> AIM
Write out the part of the data that opens with the line containing "122, 110, 140]" and closes with the line containing "17, 110, 34]", keeping every line exactly the same.

= = = = = = =

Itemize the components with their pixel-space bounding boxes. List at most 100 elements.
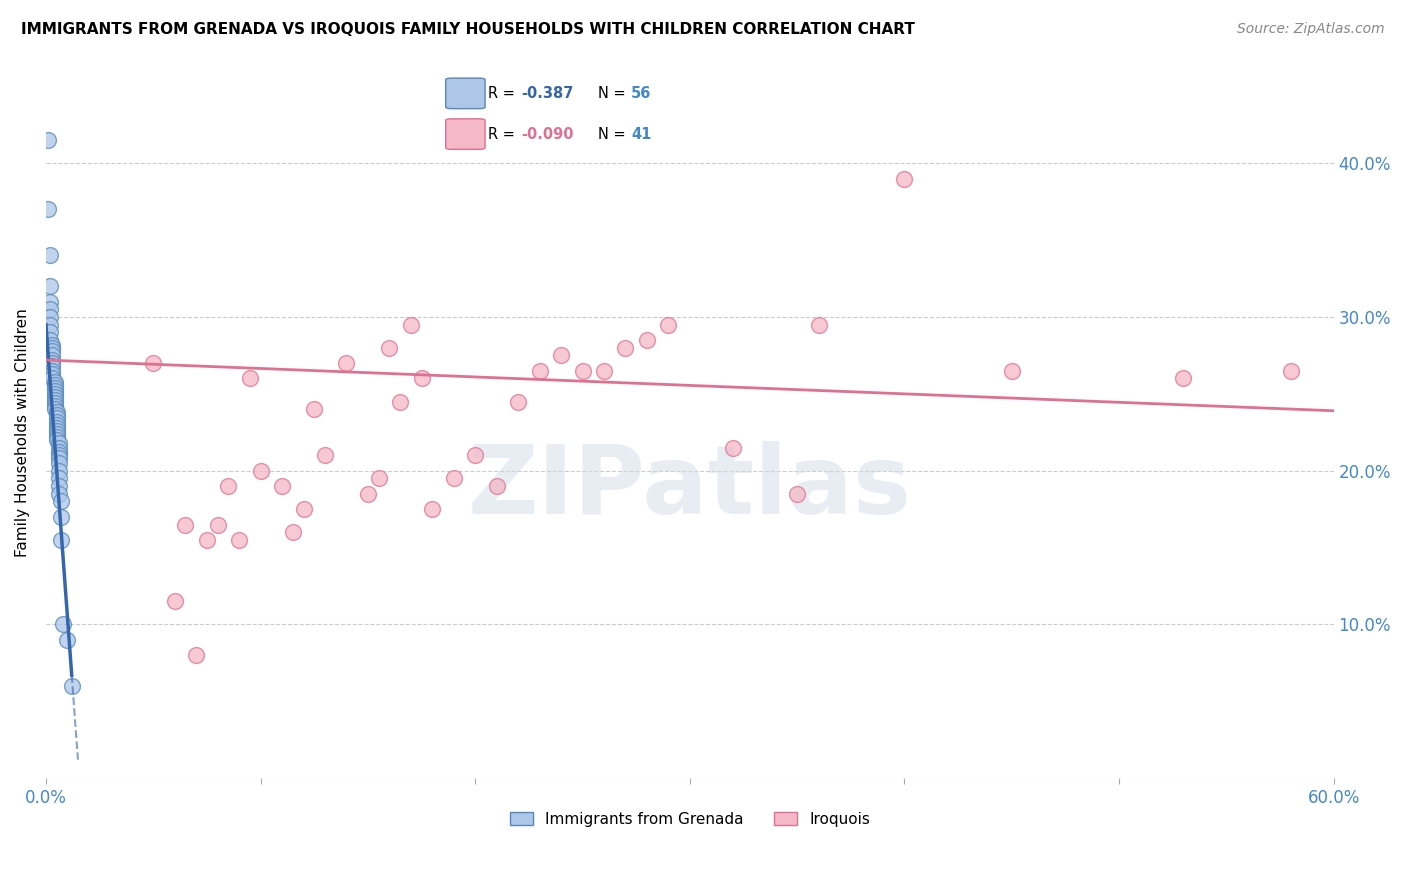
Point [45,417,67,432]
Point [41,343,63,358]
Point [44,375,66,389]
Point [508,394,530,409]
Point [45,424,67,438]
Point [399,318,422,332]
Point [45,411,67,425]
Point [41,341,63,355]
Point [48,471,70,485]
Point [41,371,63,385]
Point [39,302,62,317]
Point [44,402,66,417]
Point [550,348,572,362]
Legend: Immigrants from Grenada, Iroquois: Immigrants from Grenada, Iroquois [503,805,876,833]
Text: IMMIGRANTS FROM GRENADA VS IROQUOIS FAMILY HOUSEHOLDS WITH CHILDREN CORRELATION : IMMIGRANTS FROM GRENADA VS IROQUOIS FAMI… [21,22,915,37]
Point [207,517,229,532]
Point [1173,371,1195,385]
Point [48,456,70,470]
Point [292,502,315,516]
Point [1279,364,1302,378]
Point [48,487,70,501]
Point [39,294,62,309]
Text: N =: N = [598,86,630,101]
Text: N =: N = [598,127,630,142]
Text: ZIPatlas: ZIPatlas [468,442,911,534]
Point [239,371,262,385]
Point [893,171,915,186]
Point [37,202,59,217]
Point [44,390,66,404]
Text: R =: R = [488,86,519,101]
Point [1001,364,1024,378]
Point [41,348,63,362]
Point [39,248,62,262]
Point [721,441,744,455]
Point [52,617,75,632]
Point [657,318,679,332]
Point [41,356,63,370]
Point [163,594,186,608]
Point [389,394,412,409]
Point [411,371,433,385]
Point [44,392,66,407]
Point [271,479,294,493]
Text: 41: 41 [631,127,651,142]
Point [56,632,79,647]
Point [48,441,70,455]
Point [45,430,67,444]
Point [44,384,66,398]
Point [485,479,508,493]
Point [249,464,271,478]
Point [302,402,325,417]
Point [443,471,465,485]
Point [48,445,70,459]
Point [39,326,62,340]
Point [571,364,593,378]
Point [44,387,66,401]
Point [44,377,66,392]
Point [636,333,658,347]
Point [41,359,63,374]
Point [217,479,239,493]
Point [39,318,62,332]
Point [44,396,66,410]
Point [45,433,67,447]
Point [786,487,808,501]
Point [314,448,336,462]
Point [48,436,70,450]
Point [41,364,63,378]
Point [39,279,62,293]
Point [41,337,63,351]
Point [44,399,66,413]
Point [614,341,637,355]
Point [45,409,67,423]
Text: -0.387: -0.387 [522,86,574,101]
Point [60,679,83,693]
Point [37,133,59,147]
Point [39,333,62,347]
Point [593,364,616,378]
Point [529,364,551,378]
Point [39,310,62,324]
Point [367,471,389,485]
FancyBboxPatch shape [446,119,485,149]
Point [174,517,197,532]
Y-axis label: Family Households with Children: Family Households with Children [15,308,30,557]
Text: Source: ZipAtlas.com: Source: ZipAtlas.com [1237,22,1385,37]
Text: R =: R = [488,127,519,142]
Text: -0.090: -0.090 [522,127,574,142]
Point [186,648,208,663]
FancyBboxPatch shape [446,78,485,109]
Point [807,318,830,332]
Point [420,502,443,516]
Point [48,464,70,478]
Point [49,509,72,524]
Text: 56: 56 [631,86,651,101]
Point [49,494,72,508]
Point [48,479,70,493]
Point [142,356,165,370]
Point [45,415,67,429]
Point [45,420,67,434]
Point [195,533,218,547]
Point [45,405,67,419]
Point [228,533,250,547]
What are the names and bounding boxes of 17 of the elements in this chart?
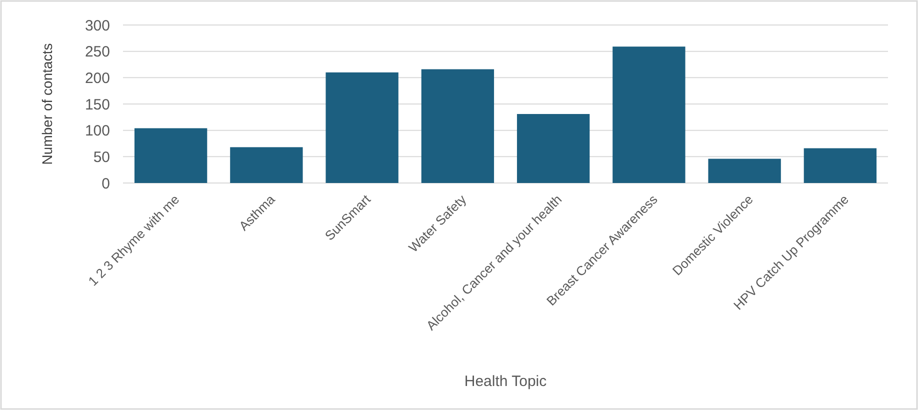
y-tick-label: 100	[84, 122, 110, 140]
bar	[612, 46, 686, 183]
y-tick-label: 50	[93, 148, 110, 166]
y-tick-label: 0	[102, 175, 110, 192]
x-axis-title: Health Topic	[464, 373, 548, 390]
y-axis-title: Number of contacts	[39, 43, 55, 165]
bar	[804, 148, 877, 183]
bar	[230, 147, 303, 183]
bar	[134, 128, 208, 183]
y-tick-label: 200	[84, 70, 110, 87]
bar	[516, 114, 590, 183]
bar	[326, 72, 398, 183]
y-tick-label: 250	[84, 44, 110, 61]
y-tick-label: 300	[84, 17, 110, 34]
y-tick-label: 150	[84, 96, 110, 114]
bar	[708, 158, 781, 183]
bar	[421, 69, 494, 183]
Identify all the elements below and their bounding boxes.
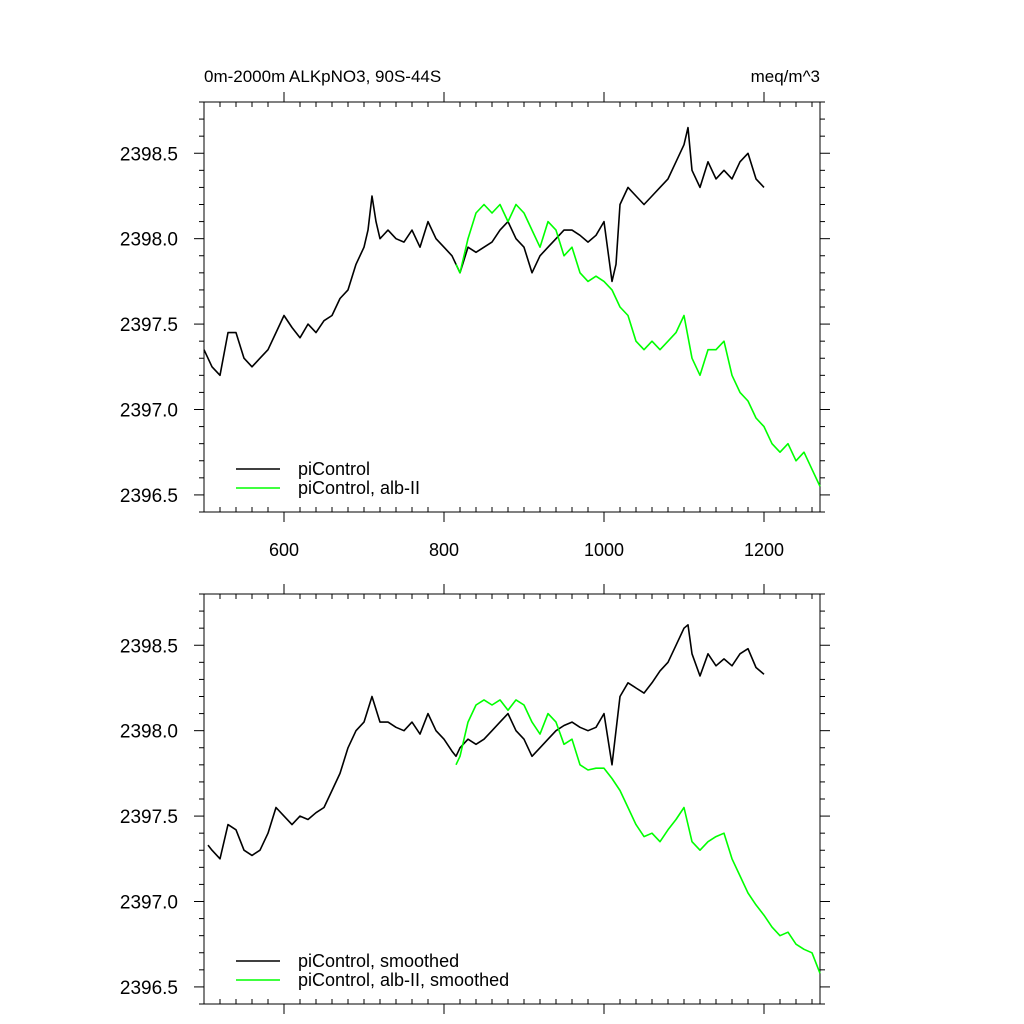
- x-tick-label: 600: [269, 540, 299, 560]
- x-tick-label: 1000: [584, 540, 624, 560]
- plot-frame: [203, 101, 821, 513]
- legend-label: piControl: [298, 459, 370, 479]
- y-tick-label: 2397.5: [120, 315, 178, 336]
- legend-label: piControl, alb-II: [298, 478, 420, 498]
- legend-label: piControl, smoothed: [298, 951, 459, 971]
- y-tick-label: 2398.0: [120, 230, 178, 251]
- series-line-1: [455, 203, 821, 487]
- x-tick-label: 1200: [744, 540, 784, 560]
- y-tick-label: 2396.5: [120, 486, 178, 507]
- panel-smoothed: 2396.5 2397.0 2397.5 2398.0 2398.5 piControl,…: [120, 584, 830, 1014]
- series-line-1: [455, 699, 821, 974]
- y-tick-label: 2398.5: [120, 636, 178, 657]
- y-tick-label: 2397.5: [120, 807, 178, 828]
- series-line-0: [207, 623, 765, 860]
- y-tick-label: 2396.5: [120, 978, 178, 999]
- chart-units: meq/m^3: [751, 67, 820, 86]
- legend-label: piControl, alb-II, smoothed: [298, 970, 509, 990]
- y-tick-label: 2397.0: [120, 893, 178, 914]
- y-tick-label: 2397.0: [120, 401, 178, 422]
- chart-title-left: 0m-2000m ALKpNO3, 90S-44S: [204, 67, 441, 86]
- series-line-0: [203, 126, 765, 377]
- y-tick-label: 2398.5: [120, 144, 178, 165]
- x-tick-label: 800: [429, 540, 459, 560]
- panel-raw: 600 800 1000 1200 2396.5 2397.0 2397.5 2398.0 23…: [120, 92, 830, 560]
- plot-frame: [203, 593, 821, 1005]
- y-tick-label: 2398.0: [120, 722, 178, 743]
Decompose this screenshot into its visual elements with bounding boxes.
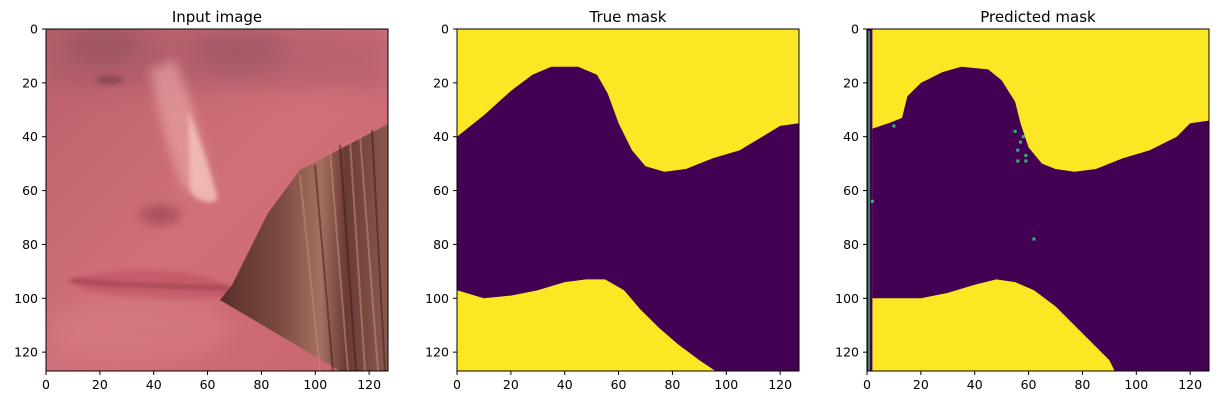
panel-title: True mask (589, 8, 667, 26)
mask-speck (1021, 135, 1025, 139)
x-tick-label: 60 (611, 377, 627, 392)
x-tick-label: 120 (1178, 377, 1202, 392)
x-tick-label: 100 (714, 377, 738, 392)
mask-speck (1024, 154, 1028, 158)
y-tick-label: 100 (835, 291, 859, 306)
y-tick-label: 40 (433, 129, 449, 144)
x-tick-label: 20 (92, 377, 108, 392)
x-tick-label: 20 (503, 377, 519, 392)
hair-region (220, 124, 388, 371)
mask-speck (870, 199, 874, 203)
mask-speck (1024, 159, 1028, 163)
mask-speck (1013, 129, 1017, 133)
x-tick-label: 40 (146, 377, 162, 392)
y-tick-label: 0 (441, 22, 449, 37)
x-tick-label: 60 (200, 377, 216, 392)
x-tick-label: 100 (303, 377, 327, 392)
y-tick-label: 120 (425, 345, 449, 360)
y-tick-label: 80 (22, 237, 38, 252)
y-tick-label: 120 (835, 345, 859, 360)
panel-title: Input image (172, 8, 262, 26)
x-tick-label: 20 (913, 377, 929, 392)
y-tick-label: 80 (843, 237, 859, 252)
x-tick-label: 0 (453, 377, 461, 392)
y-tick-label: 60 (433, 183, 449, 198)
x-tick-label: 120 (768, 377, 792, 392)
mask-speck (1018, 140, 1022, 144)
y-tick-label: 120 (14, 345, 38, 360)
y-tick-label: 60 (843, 183, 859, 198)
y-tick-label: 0 (851, 22, 859, 37)
y-tick-label: 100 (425, 291, 449, 306)
mask-speck (1016, 159, 1020, 163)
y-tick-label: 20 (843, 75, 859, 90)
predicted-mask-axes: 0 20 40 60 80 100 120 0 20 40 60 80 100 120 (835, 22, 1202, 393)
x-tick-label: 40 (557, 377, 573, 392)
x-tick-label: 60 (1021, 377, 1037, 392)
panel-predicted-mask: Predicted mask 0 20 40 60 80 100 120 0 20 40 60 80 1… (835, 8, 1210, 393)
true-mask-heatmap (457, 29, 799, 371)
x-tick-label: 80 (1074, 377, 1090, 392)
input-image-axes: 0 20 40 60 80 100 120 0 20 40 60 80 100 120 (14, 22, 381, 393)
mask-speck (892, 124, 896, 128)
foreground-class-region (872, 66, 1209, 371)
y-tick-label: 0 (30, 22, 38, 37)
x-tick-label: 100 (1124, 377, 1148, 392)
mask-speck (1032, 237, 1036, 241)
y-tick-label: 20 (22, 75, 38, 90)
x-tick-label: 80 (253, 377, 269, 392)
predicted-mask-heatmap (867, 29, 1209, 371)
y-tick-label: 80 (433, 237, 449, 252)
x-tick-label: 0 (863, 377, 871, 392)
x-tick-label: 0 (42, 377, 50, 392)
x-tick-label: 40 (967, 377, 983, 392)
y-tick-label: 100 (14, 291, 38, 306)
y-tick-label: 40 (22, 129, 38, 144)
y-tick-label: 40 (843, 129, 859, 144)
x-tick-label: 120 (357, 377, 381, 392)
y-tick-label: 20 (433, 75, 449, 90)
panel-title: Predicted mask (980, 8, 1096, 26)
panel-true-mask: True mask 0 20 40 60 80 100 120 0 20 40 60 80 100 120 (425, 8, 800, 393)
x-tick-label: 80 (664, 377, 680, 392)
foreground-class-region (457, 66, 799, 371)
panel-input-image: Input image (14, 8, 389, 393)
input-image (46, 29, 388, 371)
true-mask-axes: 0 20 40 60 80 100 120 0 20 40 60 80 100 120 (425, 22, 792, 393)
y-tick-label: 60 (22, 183, 38, 198)
mask-speck (1016, 148, 1020, 152)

= = = = = = =

> SOLUTION TO THIS TASK
y-tick-label: 100	[84, 122, 110, 140]
bar	[612, 46, 686, 183]
y-tick-label: 50	[93, 148, 110, 166]
y-tick-label: 0	[102, 175, 110, 192]
x-axis-title: Health Topic	[464, 373, 548, 390]
y-axis-title: Number of contacts	[39, 43, 55, 165]
bar	[804, 148, 877, 183]
bar	[230, 147, 303, 183]
bar	[134, 128, 208, 183]
y-tick-label: 200	[84, 70, 110, 87]
bar	[516, 114, 590, 183]
bar	[326, 72, 398, 183]
y-tick-label: 250	[84, 44, 110, 61]
y-tick-label: 300	[84, 17, 110, 34]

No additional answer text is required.